» Challenge:
Using the page on random variables below, explain why a random variable is called "random."

» Selected extract:
Random Variable | Probability Theory
Variable
Variable is a symbol that can take on any number of specified set of values. Use capital letter to represent a RV and lowercase letter to represent one of its values.
Random variable
A random variable is a set of possible values from a random experiment. A random variable can assume several set of possible values. These possible values are numerical outcomes of a random experiment. Note that random variable is a quantity, whose value is subject to change. Note that the outcome of a random experiment cannot be predicted with certainty, before the experiment is run.
Let X = random variable
x = value of random variable
P(X) = Probability of random variable X
P(X=1) = Probability of RV, whose value is 1
P(X=5) = Probability of RV, whose value is 5
Random Variable: usually written as X, whose possible values are numerical outcomes of a random experiment
RV is also known as STOCHASTIC variable. A random variable is generally denoted by a capital letter X, Y, Z etc. A random variable takes on numerical values as the result of an experiment.
The word random means unpredictable, uncertain, in-deterministic. We call random because it can take several different possible values. Note that process of observation is referred to as an experiment. An experiment is called random experiment if its outcome can’t be predicted. Result of an experiment is known as outcome of experiment.
Other random variables that can be defined on this Sample Space (SS) are:
- The square of number of heads
- The number of heads minus number of tails etc.
Example: Coin toss 3 times.
Let X represents a random variable. Each random variable has some definition. Here X = ‘number of heads in the random variable’. So, possible values of X are: 0,1,2,3.
Example: Two dice are tossed
Let X = ‘sum of squares on the dice’. So, possible values of X are: X = {2,3,4,5,6,7,8,9,10,11,12}

» Data excerpt:
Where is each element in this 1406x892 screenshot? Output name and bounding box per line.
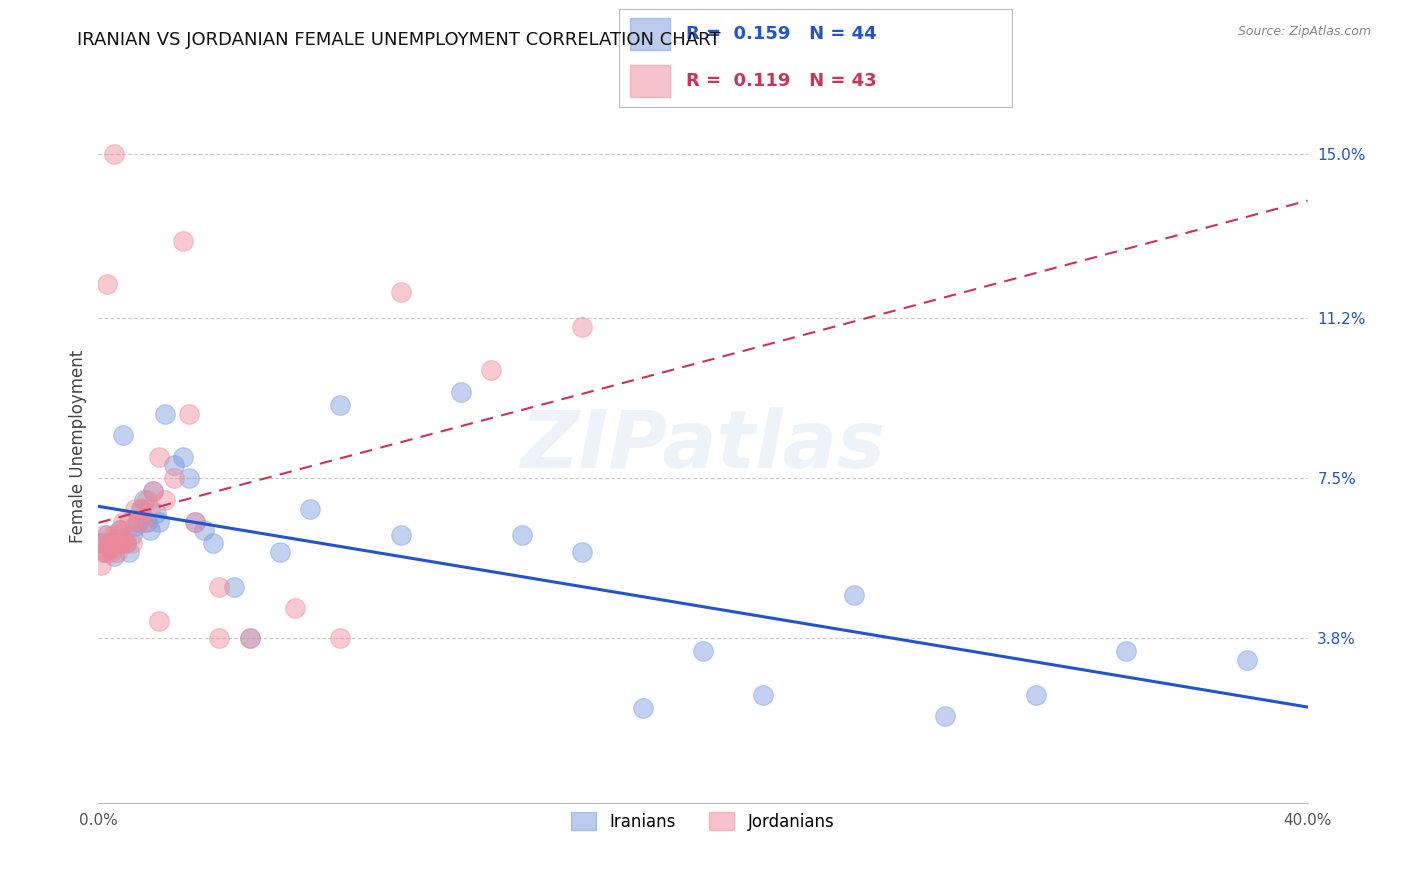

» Task response:
A random variable is called random because it can take several different possible values. The word "random" means unpredictable, uncertain, in-deterministic. Those values are numerical outcomes of a random experiment, whose outcome can't be predicted.